State the count of lines below in which the word "ylabel" appears, and add nothing.

[Begin Dataset]

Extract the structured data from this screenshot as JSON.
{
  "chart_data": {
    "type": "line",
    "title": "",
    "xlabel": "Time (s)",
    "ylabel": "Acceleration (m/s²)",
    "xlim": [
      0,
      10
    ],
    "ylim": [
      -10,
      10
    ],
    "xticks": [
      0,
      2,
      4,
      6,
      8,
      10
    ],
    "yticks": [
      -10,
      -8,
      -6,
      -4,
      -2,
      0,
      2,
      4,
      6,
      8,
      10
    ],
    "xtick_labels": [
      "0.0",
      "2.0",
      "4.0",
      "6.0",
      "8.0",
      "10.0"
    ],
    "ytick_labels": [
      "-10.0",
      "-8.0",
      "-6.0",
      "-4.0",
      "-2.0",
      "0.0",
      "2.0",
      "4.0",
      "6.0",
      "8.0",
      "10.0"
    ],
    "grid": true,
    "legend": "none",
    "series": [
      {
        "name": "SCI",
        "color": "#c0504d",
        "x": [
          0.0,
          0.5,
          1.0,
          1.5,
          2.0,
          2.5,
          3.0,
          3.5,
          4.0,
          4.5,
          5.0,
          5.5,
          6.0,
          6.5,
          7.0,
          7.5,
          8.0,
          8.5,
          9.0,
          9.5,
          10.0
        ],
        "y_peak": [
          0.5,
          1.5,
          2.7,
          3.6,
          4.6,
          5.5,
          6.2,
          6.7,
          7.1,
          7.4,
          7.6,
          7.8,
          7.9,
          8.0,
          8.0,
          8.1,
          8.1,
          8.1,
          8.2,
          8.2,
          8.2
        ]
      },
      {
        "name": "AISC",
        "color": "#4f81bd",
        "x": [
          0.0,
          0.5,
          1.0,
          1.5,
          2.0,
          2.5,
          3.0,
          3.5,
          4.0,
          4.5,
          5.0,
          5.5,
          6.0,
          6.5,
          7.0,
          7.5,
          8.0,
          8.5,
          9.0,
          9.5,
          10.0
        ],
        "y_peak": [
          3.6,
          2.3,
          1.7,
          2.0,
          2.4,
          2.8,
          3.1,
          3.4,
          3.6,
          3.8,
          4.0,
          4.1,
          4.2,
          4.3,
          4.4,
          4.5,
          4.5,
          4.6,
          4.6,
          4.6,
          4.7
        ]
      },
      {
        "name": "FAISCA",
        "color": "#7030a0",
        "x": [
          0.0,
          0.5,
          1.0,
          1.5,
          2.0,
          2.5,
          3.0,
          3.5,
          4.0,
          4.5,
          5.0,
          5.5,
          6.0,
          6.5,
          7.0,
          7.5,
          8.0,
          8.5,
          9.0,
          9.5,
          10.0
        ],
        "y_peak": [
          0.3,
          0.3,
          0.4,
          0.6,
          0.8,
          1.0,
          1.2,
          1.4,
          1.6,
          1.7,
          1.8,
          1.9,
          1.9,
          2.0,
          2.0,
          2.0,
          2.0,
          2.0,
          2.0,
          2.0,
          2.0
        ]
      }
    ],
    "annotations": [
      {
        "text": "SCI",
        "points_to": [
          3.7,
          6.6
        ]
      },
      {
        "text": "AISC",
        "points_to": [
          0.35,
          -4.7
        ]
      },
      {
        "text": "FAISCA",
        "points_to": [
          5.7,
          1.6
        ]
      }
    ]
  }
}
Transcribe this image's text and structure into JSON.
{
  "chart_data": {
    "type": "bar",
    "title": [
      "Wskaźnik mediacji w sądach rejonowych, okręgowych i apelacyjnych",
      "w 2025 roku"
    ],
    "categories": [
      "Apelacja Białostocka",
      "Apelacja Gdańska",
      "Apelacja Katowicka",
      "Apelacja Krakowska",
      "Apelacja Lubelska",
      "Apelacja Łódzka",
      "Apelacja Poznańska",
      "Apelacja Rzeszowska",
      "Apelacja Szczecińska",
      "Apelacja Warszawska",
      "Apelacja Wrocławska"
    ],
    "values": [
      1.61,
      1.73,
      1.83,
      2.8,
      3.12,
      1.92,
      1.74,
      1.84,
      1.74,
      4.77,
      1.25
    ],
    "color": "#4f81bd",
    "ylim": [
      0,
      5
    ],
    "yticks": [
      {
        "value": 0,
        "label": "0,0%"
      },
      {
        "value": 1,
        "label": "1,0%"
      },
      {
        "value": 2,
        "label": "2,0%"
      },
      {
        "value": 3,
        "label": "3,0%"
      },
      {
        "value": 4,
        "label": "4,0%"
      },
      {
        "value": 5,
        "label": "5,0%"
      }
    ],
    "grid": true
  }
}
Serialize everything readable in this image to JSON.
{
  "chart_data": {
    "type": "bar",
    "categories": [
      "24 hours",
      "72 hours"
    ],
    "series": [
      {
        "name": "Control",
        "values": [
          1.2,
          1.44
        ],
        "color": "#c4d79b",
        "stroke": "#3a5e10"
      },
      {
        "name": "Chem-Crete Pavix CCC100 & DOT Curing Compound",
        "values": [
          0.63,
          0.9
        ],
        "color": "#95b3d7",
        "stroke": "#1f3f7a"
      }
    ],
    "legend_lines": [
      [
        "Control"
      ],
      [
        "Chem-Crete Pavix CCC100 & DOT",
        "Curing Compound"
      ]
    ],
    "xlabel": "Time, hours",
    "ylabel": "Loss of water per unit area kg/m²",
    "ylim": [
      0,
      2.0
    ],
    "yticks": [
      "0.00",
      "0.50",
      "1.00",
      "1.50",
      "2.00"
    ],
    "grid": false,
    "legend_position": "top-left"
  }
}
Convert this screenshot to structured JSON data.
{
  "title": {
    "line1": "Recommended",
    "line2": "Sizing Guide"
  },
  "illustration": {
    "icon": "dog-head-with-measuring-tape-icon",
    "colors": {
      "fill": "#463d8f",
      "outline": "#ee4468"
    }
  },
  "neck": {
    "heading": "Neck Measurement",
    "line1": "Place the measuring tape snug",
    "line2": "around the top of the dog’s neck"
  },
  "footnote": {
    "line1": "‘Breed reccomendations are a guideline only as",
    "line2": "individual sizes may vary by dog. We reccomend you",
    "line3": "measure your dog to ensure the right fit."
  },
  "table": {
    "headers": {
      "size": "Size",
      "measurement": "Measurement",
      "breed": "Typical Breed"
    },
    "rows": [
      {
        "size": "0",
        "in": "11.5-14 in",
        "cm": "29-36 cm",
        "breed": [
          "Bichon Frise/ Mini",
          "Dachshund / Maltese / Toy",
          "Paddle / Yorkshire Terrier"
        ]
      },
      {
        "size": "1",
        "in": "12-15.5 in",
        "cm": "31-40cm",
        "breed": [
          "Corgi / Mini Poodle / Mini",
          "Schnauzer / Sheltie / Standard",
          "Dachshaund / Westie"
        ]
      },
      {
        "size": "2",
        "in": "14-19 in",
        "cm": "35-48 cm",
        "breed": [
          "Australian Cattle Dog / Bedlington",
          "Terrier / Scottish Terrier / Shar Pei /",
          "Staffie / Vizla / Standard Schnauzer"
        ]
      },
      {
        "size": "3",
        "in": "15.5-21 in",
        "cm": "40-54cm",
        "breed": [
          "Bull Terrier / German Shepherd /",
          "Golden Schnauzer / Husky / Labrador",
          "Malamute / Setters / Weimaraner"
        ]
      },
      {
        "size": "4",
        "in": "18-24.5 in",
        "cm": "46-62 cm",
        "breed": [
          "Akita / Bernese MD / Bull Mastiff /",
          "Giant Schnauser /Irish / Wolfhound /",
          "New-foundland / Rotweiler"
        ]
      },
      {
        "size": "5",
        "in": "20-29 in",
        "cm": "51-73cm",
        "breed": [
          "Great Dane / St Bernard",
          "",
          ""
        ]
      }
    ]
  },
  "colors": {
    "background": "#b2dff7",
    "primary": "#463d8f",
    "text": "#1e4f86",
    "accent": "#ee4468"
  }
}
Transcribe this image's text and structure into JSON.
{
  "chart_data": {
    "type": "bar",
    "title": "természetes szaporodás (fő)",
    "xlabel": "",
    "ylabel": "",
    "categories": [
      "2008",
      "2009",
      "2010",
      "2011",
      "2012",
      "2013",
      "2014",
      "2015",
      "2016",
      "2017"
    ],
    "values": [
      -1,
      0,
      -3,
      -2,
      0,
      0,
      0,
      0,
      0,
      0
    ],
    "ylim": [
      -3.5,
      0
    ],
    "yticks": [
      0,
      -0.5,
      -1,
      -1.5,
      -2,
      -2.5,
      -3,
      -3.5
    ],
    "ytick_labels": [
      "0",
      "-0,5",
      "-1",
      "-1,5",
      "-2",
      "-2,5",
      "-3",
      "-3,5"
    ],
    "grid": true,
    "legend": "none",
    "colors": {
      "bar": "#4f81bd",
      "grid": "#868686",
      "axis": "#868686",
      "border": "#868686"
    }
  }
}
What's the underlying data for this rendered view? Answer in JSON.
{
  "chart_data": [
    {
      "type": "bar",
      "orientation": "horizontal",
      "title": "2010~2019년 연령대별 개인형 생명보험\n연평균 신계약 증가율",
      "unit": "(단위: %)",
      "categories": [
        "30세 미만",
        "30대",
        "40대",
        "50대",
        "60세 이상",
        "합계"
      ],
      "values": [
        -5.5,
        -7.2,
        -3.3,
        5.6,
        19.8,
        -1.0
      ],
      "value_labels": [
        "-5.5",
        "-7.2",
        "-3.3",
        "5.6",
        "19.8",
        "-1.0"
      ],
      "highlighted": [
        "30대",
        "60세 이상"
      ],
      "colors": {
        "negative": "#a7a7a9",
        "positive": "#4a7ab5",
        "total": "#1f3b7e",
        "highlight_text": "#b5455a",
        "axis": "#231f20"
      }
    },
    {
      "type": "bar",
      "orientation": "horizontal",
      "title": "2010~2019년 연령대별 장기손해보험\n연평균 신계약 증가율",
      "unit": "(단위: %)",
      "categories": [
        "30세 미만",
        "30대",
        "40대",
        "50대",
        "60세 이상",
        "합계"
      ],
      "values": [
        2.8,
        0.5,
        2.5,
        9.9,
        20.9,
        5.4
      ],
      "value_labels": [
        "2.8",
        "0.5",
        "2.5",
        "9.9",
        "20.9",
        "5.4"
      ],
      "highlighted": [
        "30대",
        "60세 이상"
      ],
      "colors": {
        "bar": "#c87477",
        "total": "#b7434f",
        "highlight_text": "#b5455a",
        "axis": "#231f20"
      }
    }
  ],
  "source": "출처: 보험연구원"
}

[End Dataset]

Exercise answer>
3